# [What needs to be done]
Scan the material below for the string "Materials", and copy every line where it shows up.

# [Dataset]
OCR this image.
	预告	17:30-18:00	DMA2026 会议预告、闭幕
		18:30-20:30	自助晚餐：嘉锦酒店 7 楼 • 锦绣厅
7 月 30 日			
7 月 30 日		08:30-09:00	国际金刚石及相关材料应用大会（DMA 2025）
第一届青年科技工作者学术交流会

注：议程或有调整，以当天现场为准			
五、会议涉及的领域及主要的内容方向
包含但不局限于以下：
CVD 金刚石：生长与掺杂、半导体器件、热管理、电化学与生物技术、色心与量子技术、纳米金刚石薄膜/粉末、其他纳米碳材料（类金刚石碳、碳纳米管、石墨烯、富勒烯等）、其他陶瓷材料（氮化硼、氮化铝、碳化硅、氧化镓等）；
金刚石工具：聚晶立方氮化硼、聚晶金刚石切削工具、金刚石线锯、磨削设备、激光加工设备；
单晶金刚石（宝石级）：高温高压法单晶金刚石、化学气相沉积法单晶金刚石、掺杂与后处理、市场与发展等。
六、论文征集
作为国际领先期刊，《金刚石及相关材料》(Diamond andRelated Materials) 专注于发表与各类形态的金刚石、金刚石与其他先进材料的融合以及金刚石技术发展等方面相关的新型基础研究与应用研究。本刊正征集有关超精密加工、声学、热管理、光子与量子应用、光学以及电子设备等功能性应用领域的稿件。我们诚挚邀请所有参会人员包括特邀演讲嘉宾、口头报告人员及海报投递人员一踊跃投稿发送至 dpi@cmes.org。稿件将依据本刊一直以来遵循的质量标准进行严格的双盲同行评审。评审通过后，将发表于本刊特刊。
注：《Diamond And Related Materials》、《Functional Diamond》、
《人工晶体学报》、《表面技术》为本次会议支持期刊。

# [Output for this exercise]
作为国际领先期刊，《金刚石及相关材料》(Diamond andRelated Materials) 专注于发表与各类形态的金刚石、金刚石与其他先进材料的融合以及金刚石技术发展等方面相关的新型基础研究与应用研究。本刊正征集有关超精密加工、声学、热管理、光子与量子应用、光学以及电子设备等功能性应用领域的稿件。我们诚挚邀请所有参会人员包括特邀演讲嘉宾、口头报告人员及海报投递人员一踊跃投稿发送至 dpi@cmes.org。稿件将依据本刊一直以来遵循的质量标准进行严格的双盲同行评审。评审通过后，将发表于本刊特刊。
注：《Diamond And Related Materials》、《Functional Diamond》、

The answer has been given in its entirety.